(begin)
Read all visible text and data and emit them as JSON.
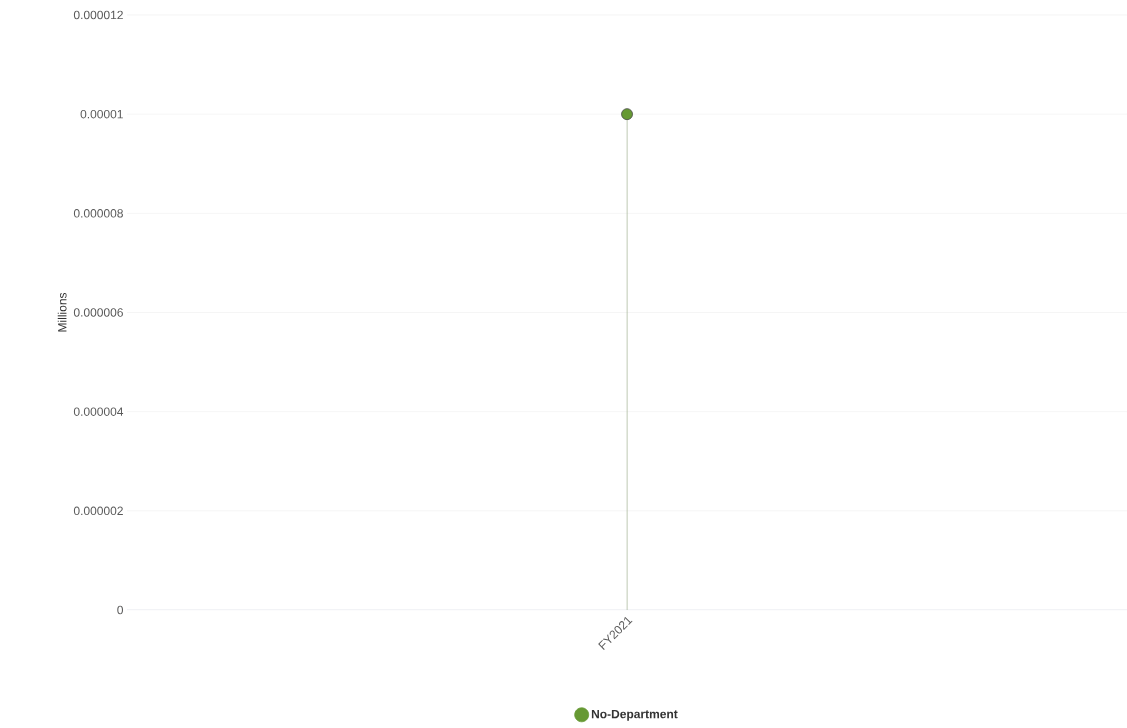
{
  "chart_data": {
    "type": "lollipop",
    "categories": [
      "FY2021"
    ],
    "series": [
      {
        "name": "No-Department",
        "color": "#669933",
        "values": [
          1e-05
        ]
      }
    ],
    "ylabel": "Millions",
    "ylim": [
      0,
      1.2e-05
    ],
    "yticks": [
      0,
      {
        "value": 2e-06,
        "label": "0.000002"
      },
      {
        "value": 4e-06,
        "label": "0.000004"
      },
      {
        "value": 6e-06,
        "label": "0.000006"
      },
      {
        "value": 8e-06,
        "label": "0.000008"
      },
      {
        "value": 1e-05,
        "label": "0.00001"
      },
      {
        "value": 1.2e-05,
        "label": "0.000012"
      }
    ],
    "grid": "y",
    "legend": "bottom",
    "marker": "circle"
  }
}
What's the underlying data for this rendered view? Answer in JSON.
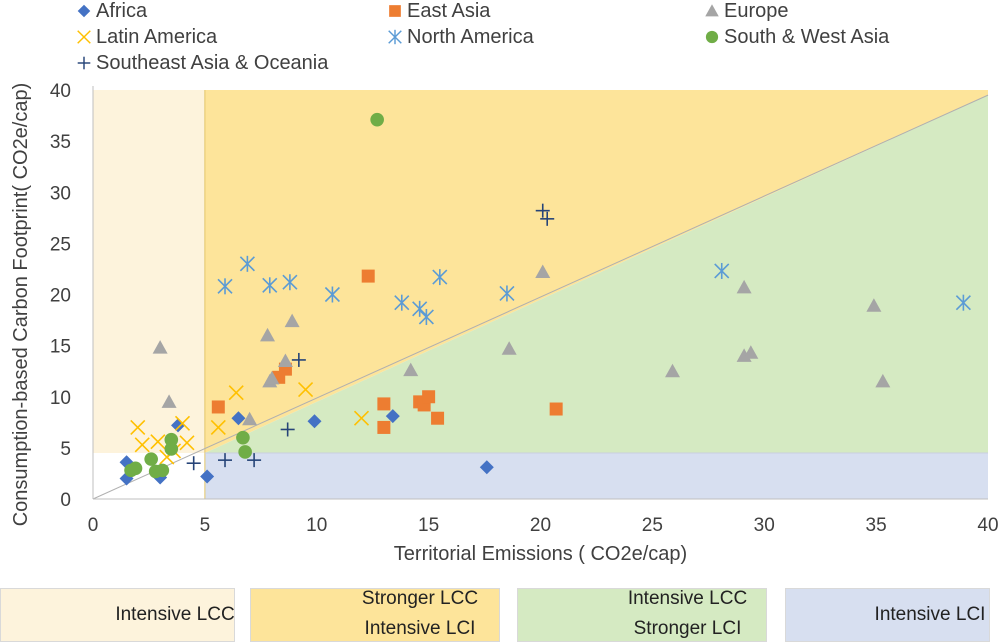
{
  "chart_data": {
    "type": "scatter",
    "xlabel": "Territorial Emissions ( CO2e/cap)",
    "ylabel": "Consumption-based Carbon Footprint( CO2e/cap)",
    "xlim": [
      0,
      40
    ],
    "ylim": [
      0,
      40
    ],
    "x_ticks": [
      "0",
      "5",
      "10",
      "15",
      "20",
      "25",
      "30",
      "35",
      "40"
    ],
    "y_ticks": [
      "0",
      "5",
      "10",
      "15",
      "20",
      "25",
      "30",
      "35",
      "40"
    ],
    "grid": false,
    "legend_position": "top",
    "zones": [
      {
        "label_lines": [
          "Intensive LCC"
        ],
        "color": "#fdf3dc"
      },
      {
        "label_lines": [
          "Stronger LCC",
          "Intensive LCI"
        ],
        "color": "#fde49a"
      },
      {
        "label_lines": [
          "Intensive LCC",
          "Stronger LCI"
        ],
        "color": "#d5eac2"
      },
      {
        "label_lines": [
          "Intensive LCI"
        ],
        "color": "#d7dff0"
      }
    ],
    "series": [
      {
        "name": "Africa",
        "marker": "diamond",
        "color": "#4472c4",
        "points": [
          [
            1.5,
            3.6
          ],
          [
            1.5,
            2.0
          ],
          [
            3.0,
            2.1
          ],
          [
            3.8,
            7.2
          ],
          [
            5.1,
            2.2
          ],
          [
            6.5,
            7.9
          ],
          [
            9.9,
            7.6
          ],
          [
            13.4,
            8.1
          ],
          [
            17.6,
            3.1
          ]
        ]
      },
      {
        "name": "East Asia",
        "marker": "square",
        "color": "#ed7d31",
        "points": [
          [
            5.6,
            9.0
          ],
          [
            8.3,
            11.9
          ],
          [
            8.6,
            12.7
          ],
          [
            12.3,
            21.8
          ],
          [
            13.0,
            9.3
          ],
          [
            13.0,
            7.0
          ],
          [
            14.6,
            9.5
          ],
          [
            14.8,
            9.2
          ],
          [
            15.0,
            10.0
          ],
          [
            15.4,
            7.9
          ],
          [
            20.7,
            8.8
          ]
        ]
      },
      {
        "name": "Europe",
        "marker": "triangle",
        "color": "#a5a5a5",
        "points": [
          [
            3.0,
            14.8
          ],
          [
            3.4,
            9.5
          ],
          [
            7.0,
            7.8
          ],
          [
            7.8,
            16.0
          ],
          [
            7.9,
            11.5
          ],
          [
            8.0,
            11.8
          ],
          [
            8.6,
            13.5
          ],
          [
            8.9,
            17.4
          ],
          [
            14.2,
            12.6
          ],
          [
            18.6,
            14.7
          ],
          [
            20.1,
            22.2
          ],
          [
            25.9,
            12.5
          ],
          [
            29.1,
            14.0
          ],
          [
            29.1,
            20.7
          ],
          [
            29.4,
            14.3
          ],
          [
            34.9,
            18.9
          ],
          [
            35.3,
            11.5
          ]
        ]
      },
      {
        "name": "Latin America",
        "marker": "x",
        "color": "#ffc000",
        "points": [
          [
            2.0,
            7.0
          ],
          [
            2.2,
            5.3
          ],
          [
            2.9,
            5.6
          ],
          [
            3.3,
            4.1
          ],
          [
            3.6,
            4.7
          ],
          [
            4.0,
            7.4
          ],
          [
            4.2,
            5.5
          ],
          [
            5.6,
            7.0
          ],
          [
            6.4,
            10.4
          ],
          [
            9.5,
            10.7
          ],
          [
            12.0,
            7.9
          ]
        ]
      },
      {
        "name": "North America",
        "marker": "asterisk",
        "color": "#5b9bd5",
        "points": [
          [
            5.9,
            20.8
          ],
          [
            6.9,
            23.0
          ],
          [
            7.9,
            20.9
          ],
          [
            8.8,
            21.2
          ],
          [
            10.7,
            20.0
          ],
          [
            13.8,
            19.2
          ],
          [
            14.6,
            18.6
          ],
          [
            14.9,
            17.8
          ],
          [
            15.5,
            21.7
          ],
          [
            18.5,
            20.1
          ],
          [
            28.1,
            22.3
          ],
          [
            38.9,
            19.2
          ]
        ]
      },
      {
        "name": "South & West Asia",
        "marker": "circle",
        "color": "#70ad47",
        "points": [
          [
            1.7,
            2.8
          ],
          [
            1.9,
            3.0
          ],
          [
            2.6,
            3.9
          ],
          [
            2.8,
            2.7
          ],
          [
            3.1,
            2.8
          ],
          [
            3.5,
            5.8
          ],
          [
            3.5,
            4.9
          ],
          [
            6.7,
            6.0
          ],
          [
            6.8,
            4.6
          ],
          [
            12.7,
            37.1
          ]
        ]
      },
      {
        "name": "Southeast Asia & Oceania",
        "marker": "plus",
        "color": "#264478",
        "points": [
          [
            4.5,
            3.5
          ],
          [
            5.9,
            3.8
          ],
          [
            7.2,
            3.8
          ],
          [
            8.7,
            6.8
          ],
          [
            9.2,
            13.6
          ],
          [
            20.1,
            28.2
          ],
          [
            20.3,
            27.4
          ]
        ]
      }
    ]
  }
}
(end)
-- Set task --
Scan the entries above. Copy each line that has the string "JSON".

-- Response --
Read all visible text and data and emit them as JSON.
What's the underlying data for this rendered view? Answer in JSON.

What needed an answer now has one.